- [Prompt]
Reproduce the listing from its start through the line containing "148, 903, 748]", with both ends included.

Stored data
+ + + +

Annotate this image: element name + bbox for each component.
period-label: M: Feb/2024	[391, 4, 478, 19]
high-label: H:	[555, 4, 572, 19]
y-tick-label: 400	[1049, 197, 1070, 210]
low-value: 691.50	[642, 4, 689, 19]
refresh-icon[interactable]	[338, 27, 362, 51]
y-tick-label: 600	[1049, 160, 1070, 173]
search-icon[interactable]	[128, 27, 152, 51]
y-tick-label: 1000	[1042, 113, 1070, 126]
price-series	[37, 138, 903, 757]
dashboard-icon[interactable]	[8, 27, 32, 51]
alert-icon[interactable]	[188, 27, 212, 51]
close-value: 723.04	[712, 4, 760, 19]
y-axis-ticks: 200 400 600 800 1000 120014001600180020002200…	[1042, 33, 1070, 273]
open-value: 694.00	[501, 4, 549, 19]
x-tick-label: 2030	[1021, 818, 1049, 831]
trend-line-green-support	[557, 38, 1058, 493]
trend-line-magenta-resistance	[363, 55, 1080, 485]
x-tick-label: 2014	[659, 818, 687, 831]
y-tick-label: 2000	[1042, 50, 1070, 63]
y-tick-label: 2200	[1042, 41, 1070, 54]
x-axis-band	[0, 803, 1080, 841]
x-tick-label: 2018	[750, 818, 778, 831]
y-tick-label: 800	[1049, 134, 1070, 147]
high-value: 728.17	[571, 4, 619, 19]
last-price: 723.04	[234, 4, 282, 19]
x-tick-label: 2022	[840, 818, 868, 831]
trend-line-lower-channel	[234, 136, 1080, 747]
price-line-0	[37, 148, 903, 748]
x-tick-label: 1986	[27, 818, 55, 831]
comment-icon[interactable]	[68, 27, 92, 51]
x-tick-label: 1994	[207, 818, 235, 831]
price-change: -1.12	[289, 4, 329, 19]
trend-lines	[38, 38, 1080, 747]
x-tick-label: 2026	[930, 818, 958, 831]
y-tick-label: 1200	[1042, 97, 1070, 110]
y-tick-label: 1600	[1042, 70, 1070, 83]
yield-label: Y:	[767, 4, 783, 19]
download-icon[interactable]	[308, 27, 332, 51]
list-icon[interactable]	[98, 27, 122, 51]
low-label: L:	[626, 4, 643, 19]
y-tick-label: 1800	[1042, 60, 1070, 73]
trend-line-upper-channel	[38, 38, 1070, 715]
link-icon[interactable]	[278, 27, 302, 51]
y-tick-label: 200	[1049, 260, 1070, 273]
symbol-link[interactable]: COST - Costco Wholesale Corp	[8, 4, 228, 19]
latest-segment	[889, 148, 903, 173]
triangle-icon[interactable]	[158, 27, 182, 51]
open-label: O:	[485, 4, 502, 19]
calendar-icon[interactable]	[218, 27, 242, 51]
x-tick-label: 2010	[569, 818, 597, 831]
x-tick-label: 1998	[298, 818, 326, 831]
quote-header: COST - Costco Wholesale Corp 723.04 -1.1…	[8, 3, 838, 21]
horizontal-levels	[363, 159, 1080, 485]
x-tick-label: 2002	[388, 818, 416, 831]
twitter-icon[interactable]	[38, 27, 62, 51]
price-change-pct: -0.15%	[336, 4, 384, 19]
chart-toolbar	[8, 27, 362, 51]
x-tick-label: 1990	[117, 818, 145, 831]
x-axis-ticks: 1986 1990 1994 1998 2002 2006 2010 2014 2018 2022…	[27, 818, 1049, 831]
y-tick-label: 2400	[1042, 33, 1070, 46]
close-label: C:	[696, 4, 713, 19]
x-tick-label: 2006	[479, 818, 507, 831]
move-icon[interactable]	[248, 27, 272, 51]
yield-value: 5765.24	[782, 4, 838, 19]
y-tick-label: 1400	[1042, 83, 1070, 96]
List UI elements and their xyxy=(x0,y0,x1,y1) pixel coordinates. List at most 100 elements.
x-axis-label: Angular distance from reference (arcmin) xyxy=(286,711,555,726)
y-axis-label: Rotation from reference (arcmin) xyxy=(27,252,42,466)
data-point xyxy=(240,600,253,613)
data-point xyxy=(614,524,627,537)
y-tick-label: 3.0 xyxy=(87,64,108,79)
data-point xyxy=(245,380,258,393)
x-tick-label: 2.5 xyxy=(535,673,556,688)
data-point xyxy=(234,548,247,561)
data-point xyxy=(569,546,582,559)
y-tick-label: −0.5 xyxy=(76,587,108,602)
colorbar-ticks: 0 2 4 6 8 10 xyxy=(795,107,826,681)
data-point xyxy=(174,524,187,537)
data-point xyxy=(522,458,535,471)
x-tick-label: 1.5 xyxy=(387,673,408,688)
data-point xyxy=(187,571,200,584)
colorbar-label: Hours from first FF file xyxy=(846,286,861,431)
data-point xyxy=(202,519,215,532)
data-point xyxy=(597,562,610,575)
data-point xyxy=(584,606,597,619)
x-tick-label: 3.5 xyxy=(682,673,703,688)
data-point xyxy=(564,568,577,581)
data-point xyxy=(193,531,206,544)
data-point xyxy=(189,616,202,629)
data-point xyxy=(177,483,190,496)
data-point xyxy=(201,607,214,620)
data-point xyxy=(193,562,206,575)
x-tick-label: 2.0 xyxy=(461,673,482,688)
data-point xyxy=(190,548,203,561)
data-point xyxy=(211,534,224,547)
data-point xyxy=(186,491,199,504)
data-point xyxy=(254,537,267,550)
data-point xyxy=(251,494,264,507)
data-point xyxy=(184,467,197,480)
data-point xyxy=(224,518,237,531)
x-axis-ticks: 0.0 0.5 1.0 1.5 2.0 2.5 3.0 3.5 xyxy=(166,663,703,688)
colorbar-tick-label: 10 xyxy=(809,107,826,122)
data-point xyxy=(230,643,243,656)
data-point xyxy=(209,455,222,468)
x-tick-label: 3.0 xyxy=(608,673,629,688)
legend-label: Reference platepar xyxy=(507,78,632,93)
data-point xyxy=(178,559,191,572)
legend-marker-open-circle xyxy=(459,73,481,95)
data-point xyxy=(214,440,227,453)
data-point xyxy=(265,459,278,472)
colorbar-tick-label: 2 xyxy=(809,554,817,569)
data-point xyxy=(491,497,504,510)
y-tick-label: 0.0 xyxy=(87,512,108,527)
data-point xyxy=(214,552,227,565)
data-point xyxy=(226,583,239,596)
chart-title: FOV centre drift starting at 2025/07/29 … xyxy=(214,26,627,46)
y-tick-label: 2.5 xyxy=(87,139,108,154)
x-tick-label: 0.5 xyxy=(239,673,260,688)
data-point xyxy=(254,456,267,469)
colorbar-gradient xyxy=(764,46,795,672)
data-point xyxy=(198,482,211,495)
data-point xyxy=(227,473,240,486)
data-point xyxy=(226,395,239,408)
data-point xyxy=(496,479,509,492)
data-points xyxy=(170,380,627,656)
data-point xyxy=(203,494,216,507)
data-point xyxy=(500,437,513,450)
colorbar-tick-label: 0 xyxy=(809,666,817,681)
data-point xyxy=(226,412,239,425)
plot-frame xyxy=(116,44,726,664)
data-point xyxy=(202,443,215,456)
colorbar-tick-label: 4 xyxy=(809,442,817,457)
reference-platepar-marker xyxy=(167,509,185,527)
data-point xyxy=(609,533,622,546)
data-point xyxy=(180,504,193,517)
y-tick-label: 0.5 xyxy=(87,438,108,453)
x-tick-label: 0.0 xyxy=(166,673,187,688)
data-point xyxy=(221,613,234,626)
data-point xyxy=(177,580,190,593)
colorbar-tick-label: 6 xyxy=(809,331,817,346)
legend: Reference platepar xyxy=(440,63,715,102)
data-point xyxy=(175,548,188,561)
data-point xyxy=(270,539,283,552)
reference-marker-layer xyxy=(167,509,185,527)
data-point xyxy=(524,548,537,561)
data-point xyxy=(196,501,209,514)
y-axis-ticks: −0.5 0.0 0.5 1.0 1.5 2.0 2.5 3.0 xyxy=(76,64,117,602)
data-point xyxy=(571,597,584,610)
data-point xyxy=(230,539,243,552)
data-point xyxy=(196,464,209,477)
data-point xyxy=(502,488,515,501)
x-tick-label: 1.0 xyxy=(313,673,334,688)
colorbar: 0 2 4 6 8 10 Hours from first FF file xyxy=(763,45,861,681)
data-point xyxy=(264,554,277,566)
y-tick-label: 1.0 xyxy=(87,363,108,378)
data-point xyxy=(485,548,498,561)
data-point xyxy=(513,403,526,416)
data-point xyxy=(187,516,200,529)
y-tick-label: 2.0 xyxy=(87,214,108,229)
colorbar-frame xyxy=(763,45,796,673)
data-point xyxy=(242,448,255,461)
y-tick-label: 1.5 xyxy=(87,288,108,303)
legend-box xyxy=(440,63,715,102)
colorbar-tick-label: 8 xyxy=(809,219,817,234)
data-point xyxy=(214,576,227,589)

+ + + +

- [Correct result]
Annotate this image: element name + bbox for each component.
period-label: M: Feb/2024	[391, 4, 478, 19]
high-label: H:	[555, 4, 572, 19]
y-tick-label: 400	[1049, 197, 1070, 210]
low-value: 691.50	[642, 4, 689, 19]
refresh-icon[interactable]	[338, 27, 362, 51]
y-tick-label: 600	[1049, 160, 1070, 173]
search-icon[interactable]	[128, 27, 152, 51]
y-tick-label: 1000	[1042, 113, 1070, 126]
price-series	[37, 138, 903, 757]
dashboard-icon[interactable]	[8, 27, 32, 51]
alert-icon[interactable]	[188, 27, 212, 51]
close-value: 723.04	[712, 4, 760, 19]
y-axis-ticks: 200 400 600 800 1000 120014001600180020002200…	[1042, 33, 1070, 273]
open-value: 694.00	[501, 4, 549, 19]
x-tick-label: 2030	[1021, 818, 1049, 831]
trend-line-green-support	[557, 38, 1058, 493]
trend-line-magenta-resistance	[363, 55, 1080, 485]
x-tick-label: 2014	[659, 818, 687, 831]
y-tick-label: 2000	[1042, 50, 1070, 63]
y-tick-label: 2200	[1042, 41, 1070, 54]
x-axis-band	[0, 803, 1080, 841]
x-tick-label: 2018	[750, 818, 778, 831]
y-tick-label: 800	[1049, 134, 1070, 147]
high-value: 728.17	[571, 4, 619, 19]
last-price: 723.04	[234, 4, 282, 19]
x-tick-label: 2022	[840, 818, 868, 831]
trend-line-lower-channel	[234, 136, 1080, 747]
price-line-0	[37, 148, 903, 748]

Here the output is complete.